Challenge: Return each line of the data below exactly, omitting any pictures.
BEGIN Task data
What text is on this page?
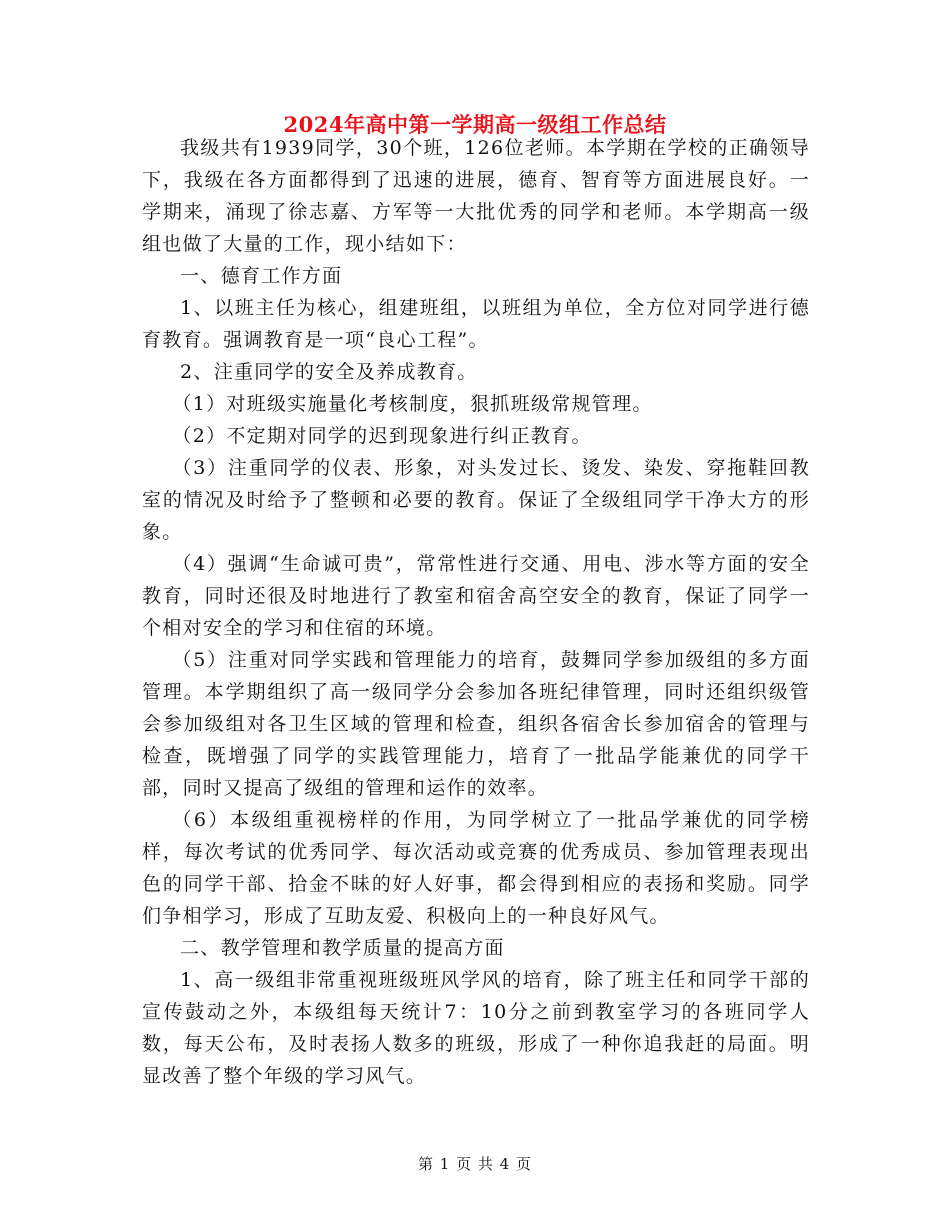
2024年高中第一学期高一级组工作总结

我级共有1939同学，30个班，126位老师。本学期在学校的正确领导下，我级在各方面都得到了迅速的进展，德育、智育等方面进展良好。一学期来，涌现了徐志嘉、方军等一大批优秀的同学和老师。本学期高一级组也做了大量的工作，现小结如下：

一、德育工作方面

1、以班主任为核心，组建班组，以班组为单位，全方位对同学进行德育教育。强调教育是一项“良心工程”。

2、注重同学的安全及养成教育。

（1）对班级实施量化考核制度，狠抓班级常规管理。

（2）不定期对同学的迟到现象进行纠正教育。

（3）注重同学的仪表、形象，对头发过长、烫发、染发、穿拖鞋回教室的情况及时给予了整顿和必要的教育。保证了全级组同学干净大方的形象。

（4）强调“生命诚可贵”，常常性进行交通、用电、涉水等方面的安全教育，同时还很及时地进行了教室和宿舍高空安全的教育，保证了同学一个相对安全的学习和住宿的环境。

（5）注重对同学实践和管理能力的培育，鼓舞同学参加级组的多方面管理。本学期组织了高一级同学分会参加各班纪律管理，同时还组织级管会参加级组对各卫生区域的管理和检查，组织各宿舍长参加宿舍的管理与检查，既增强了同学的实践管理能力，培育了一批品学能兼优的同学干部，同时又提高了级组的管理和运作的效率。

（6）本级组重视榜样的作用，为同学树立了一批品学兼优的同学榜样，每次考试的优秀同学、每次活动或竞赛的优秀成员、参加管理表现出色的同学干部、拾金不昧的好人好事，都会得到相应的表扬和奖励。同学们争相学习，形成了互助友爱、积极向上的一种良好风气。

二、教学管理和教学质量的提高方面

1、高一级组非常重视班级班风学风的培育，除了班主任和同学干部的宣传鼓动之外，本级组每天统计7：10分之前到教室学习的各班同学人数，每天公布，及时表扬人数多的班级，形成了一种你追我赶的局面。明显改善了整个年级的学习风气。

第 1 页 共 4 页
END Task data
Task response:
What text is on this page?
2024年高中第一学期高一级组工作总结

我级共有1939同学，30个班，126位老师。本学期在学校的正确领导下，我级在各方面都得到了迅速的进展，德育、智育等方面进展良好。一学期来，涌现了徐志嘉、方军等一大批优秀的同学和老师。本学期高一级组也做了大量的工作，现小结如下：

一、德育工作方面

1、以班主任为核心，组建班组，以班组为单位，全方位对同学进行德育教育。强调教育是一项“良心工程”。

2、注重同学的安全及养成教育。

（1）对班级实施量化考核制度，狠抓班级常规管理。

（2）不定期对同学的迟到现象进行纠正教育。

（3）注重同学的仪表、形象，对头发过长、烫发、染发、穿拖鞋回教室的情况及时给予了整顿和必要的教育。保证了全级组同学干净大方的形象。

（4）强调“生命诚可贵”，常常性进行交通、用电、涉水等方面的安全教育，同时还很及时地进行了教室和宿舍高空安全的教育，保证了同学一个相对安全的学习和住宿的环境。

（5）注重对同学实践和管理能力的培育，鼓舞同学参加级组的多方面管理。本学期组织了高一级同学分会参加各班纪律管理，同时还组织级管会参加级组对各卫生区域的管理和检查，组织各宿舍长参加宿舍的管理与检查，既增强了同学的实践管理能力，培育了一批品学能兼优的同学干部，同时又提高了级组的管理和运作的效率。

（6）本级组重视榜样的作用，为同学树立了一批品学兼优的同学榜样，每次考试的优秀同学、每次活动或竞赛的优秀成员、参加管理表现出色的同学干部、拾金不昧的好人好事，都会得到相应的表扬和奖励。同学们争相学习，形成了互助友爱、积极向上的一种良好风气。

二、教学管理和教学质量的提高方面

1、高一级组非常重视班级班风学风的培育，除了班主任和同学干部的宣传鼓动之外，本级组每天统计7：10分之前到教室学习的各班同学人数，每天公布，及时表扬人数多的班级，形成了一种你追我赶的局面。明显改善了整个年级的学习风气。

第 1 页 共 4 页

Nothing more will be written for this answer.